The records that follow must be reproduced in full, exactly as written.

**Task inputs:**
****

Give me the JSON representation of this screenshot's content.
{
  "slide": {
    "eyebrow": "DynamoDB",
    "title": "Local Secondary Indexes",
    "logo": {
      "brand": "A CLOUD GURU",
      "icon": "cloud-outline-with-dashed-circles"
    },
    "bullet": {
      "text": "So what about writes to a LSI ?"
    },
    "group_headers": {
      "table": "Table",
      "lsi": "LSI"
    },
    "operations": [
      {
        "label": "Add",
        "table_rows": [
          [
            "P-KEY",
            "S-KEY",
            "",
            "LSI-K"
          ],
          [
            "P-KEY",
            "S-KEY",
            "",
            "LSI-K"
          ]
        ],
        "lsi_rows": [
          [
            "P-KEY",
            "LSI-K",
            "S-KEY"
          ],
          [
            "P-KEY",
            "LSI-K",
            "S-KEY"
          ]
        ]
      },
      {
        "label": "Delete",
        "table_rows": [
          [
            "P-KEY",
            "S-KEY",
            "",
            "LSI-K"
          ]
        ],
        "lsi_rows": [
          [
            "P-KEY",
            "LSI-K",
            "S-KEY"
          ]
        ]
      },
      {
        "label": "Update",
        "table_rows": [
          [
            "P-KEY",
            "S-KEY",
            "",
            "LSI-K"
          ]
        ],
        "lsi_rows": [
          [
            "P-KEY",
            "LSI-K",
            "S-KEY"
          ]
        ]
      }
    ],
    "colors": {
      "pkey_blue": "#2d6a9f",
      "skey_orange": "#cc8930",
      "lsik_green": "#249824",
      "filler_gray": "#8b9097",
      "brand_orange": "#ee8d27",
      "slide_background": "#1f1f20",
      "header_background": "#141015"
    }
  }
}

****

**Solved problem:**
Give me the JSON representation of this screenshot's content.
{
  "slide": {
    "eyebrow": "DynamoDB",
    "title": "Local Secondary Indexes",
    "logo": {
      "brand": "A CLOUD GURU",
      "icon": "cloud-outline-with-dashed-circles"
    },
    "bullet": {
      "text": "So what about writes to a LSI ?"
    },
    "group_headers": {
      "table": "Table",
      "lsi": "LSI"
    },
    "operations": [
      {
        "label": "Add",
        "table_rows": [
          [
            "P-KEY",
            "S-KEY",
            "",
            "LSI-K"
          ],
          [
            "P-KEY",
            "S-KEY",
            "",
            "LSI-K"
          ]
        ],
        "lsi_rows": [
          [
            "P-KEY",
            "LSI-K",
            "S-KEY"
          ],
          [
            "P-KEY",
            "LSI-K",
            "S-KEY"
          ]
        ]
      },
      {
        "label": "Delete",
        "table_rows": [
          [
            "P-KEY",
            "S-KEY",
            "",
            "LSI-K"
          ]
        ],
        "lsi_rows": [
          [
            "P-KEY",
            "LSI-K",
            "S-KEY"
          ]
        ]
      },
      {
        "label": "Update",
        "table_rows": [
          [
            "P-KEY",
            "S-KEY",
            "",
            "LSI-K"
          ]
        ],
        "lsi_rows": [
          [
            "P-KEY",
            "LSI-K",
            "S-KEY"
          ]
        ]
      }
    ],
    "colors": {
      "pkey_blue": "#2d6a9f",
      "skey_orange": "#cc8930",
      "lsik_green": "#249824",
      "filler_gray": "#8b9097",
      "brand_orange": "#ee8d27",
      "slide_background": "#1f1f20",
      "header_background": "#141015"
    }
  }
}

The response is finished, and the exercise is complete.